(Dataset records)
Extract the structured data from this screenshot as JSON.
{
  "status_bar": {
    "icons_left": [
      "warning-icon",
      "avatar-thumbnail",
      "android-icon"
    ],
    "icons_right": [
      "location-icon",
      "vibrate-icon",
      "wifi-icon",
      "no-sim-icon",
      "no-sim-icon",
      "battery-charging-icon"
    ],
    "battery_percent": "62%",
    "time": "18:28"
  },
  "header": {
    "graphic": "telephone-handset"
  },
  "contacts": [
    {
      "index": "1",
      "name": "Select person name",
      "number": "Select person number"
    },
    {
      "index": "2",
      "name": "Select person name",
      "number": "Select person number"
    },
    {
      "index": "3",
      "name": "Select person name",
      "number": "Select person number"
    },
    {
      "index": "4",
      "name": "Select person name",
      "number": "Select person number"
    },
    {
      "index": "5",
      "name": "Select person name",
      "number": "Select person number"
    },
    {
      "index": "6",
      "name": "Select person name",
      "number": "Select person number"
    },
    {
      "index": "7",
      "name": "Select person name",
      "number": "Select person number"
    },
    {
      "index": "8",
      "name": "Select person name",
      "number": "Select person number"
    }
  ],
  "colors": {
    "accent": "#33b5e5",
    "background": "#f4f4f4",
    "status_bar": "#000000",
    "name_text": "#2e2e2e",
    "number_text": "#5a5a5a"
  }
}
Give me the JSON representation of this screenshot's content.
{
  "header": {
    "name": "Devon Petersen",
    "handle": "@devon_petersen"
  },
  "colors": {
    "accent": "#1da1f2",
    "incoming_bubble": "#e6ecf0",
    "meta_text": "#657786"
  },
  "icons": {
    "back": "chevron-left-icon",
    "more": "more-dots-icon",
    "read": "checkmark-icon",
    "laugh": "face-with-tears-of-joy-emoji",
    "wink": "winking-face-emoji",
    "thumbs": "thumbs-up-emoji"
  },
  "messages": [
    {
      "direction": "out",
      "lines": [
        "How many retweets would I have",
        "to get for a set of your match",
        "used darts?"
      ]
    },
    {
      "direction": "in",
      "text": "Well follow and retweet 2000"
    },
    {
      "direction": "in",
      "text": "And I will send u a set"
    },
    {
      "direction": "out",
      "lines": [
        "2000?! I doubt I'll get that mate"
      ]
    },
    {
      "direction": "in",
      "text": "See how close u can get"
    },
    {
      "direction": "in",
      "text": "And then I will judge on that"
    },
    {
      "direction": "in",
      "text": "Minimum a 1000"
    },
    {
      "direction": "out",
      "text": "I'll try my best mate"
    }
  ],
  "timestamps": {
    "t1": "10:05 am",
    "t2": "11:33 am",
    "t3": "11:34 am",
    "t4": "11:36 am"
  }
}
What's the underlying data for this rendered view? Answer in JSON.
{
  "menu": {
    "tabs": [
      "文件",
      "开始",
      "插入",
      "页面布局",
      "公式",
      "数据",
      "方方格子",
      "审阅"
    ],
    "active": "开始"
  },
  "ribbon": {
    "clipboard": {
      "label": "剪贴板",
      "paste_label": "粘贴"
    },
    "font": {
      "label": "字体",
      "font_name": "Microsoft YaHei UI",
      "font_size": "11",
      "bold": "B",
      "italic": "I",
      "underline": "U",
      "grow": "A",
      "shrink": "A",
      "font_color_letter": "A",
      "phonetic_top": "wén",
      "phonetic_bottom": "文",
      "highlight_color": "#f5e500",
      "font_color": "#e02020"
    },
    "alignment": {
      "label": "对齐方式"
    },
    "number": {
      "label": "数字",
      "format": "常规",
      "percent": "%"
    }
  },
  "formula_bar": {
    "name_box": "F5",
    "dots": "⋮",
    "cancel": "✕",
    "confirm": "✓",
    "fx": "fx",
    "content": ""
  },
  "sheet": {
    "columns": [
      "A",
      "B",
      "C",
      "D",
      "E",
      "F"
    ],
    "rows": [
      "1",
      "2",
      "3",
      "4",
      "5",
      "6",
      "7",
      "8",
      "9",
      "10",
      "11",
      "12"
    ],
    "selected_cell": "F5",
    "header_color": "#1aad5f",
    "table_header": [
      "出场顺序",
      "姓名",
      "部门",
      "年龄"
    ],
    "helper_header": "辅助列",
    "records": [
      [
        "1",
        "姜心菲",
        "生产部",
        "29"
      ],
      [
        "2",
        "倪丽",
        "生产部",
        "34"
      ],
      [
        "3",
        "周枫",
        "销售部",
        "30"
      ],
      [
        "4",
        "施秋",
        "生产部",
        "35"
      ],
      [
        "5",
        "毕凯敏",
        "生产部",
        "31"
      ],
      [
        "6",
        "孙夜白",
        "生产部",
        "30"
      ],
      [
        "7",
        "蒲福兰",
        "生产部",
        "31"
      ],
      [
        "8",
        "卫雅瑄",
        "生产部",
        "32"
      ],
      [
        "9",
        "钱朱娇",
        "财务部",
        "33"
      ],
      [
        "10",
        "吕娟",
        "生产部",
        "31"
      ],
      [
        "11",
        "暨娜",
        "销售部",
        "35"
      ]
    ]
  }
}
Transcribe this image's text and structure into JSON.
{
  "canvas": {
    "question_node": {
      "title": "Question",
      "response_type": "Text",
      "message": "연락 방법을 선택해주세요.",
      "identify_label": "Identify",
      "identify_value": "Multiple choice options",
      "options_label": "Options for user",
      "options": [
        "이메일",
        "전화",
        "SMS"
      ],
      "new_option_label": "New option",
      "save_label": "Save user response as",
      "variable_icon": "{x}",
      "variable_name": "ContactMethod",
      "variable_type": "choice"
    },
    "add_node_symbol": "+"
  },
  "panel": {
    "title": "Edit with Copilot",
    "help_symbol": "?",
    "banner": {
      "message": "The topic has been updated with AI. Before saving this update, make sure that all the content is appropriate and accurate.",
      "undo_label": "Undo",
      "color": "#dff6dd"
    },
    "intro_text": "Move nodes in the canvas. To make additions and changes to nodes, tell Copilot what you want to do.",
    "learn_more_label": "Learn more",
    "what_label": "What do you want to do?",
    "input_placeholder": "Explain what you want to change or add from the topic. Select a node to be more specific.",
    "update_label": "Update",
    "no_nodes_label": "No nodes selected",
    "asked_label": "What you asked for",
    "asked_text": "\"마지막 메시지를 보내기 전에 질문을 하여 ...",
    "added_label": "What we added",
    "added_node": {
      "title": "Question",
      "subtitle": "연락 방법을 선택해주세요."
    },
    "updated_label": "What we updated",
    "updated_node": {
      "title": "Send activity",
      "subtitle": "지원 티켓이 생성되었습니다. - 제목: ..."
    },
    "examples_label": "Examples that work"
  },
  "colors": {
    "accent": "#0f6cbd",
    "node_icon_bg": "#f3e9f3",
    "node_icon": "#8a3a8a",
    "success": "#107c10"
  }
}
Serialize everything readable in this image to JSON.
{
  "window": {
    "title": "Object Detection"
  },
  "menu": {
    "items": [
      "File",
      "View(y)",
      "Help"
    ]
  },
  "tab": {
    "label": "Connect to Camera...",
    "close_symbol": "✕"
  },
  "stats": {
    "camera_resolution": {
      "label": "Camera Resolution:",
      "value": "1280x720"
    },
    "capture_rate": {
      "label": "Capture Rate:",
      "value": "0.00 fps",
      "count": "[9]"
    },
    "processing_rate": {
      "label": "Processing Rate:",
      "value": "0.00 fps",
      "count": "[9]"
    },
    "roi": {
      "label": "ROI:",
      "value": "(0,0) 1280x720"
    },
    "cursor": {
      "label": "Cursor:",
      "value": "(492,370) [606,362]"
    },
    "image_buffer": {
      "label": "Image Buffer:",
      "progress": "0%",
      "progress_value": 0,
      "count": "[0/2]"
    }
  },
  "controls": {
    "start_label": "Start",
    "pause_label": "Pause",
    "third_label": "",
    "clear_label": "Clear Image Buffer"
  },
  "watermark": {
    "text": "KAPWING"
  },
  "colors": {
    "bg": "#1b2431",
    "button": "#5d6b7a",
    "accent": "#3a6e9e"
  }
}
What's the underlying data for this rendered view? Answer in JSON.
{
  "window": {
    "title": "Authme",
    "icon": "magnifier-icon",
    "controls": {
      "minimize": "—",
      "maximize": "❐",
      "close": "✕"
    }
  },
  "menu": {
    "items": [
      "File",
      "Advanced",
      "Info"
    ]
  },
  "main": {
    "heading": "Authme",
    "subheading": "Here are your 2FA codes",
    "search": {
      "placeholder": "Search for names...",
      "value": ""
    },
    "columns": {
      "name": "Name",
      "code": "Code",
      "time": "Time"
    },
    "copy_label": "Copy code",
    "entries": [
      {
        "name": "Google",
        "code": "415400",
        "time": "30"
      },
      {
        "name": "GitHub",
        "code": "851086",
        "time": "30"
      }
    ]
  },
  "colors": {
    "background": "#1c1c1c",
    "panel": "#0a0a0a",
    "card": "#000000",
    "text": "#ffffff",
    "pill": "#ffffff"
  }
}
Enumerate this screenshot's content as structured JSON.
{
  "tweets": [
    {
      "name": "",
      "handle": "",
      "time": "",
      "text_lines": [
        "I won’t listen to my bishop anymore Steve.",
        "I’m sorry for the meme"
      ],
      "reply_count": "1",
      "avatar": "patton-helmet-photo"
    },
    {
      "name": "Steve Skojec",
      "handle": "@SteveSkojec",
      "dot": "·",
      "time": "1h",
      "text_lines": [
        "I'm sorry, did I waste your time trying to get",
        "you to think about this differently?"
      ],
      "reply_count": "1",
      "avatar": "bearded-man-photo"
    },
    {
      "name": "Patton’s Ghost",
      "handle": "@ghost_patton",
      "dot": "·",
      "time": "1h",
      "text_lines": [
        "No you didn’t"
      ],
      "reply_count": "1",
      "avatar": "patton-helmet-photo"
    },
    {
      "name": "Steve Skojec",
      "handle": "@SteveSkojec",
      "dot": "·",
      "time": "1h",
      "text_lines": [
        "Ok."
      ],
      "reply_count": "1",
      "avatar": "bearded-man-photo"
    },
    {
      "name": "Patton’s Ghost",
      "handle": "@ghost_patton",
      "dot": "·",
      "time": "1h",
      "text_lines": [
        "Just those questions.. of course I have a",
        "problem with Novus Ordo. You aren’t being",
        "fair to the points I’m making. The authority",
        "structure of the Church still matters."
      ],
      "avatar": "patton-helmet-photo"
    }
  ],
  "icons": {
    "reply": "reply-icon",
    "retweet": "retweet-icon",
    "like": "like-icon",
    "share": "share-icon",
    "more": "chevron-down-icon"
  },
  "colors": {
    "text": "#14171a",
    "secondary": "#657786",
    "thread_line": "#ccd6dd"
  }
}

◆ BRIEF:
Your answer should be a single number: the count of lines in these records that hold the string "index".

◆ RESULT:
8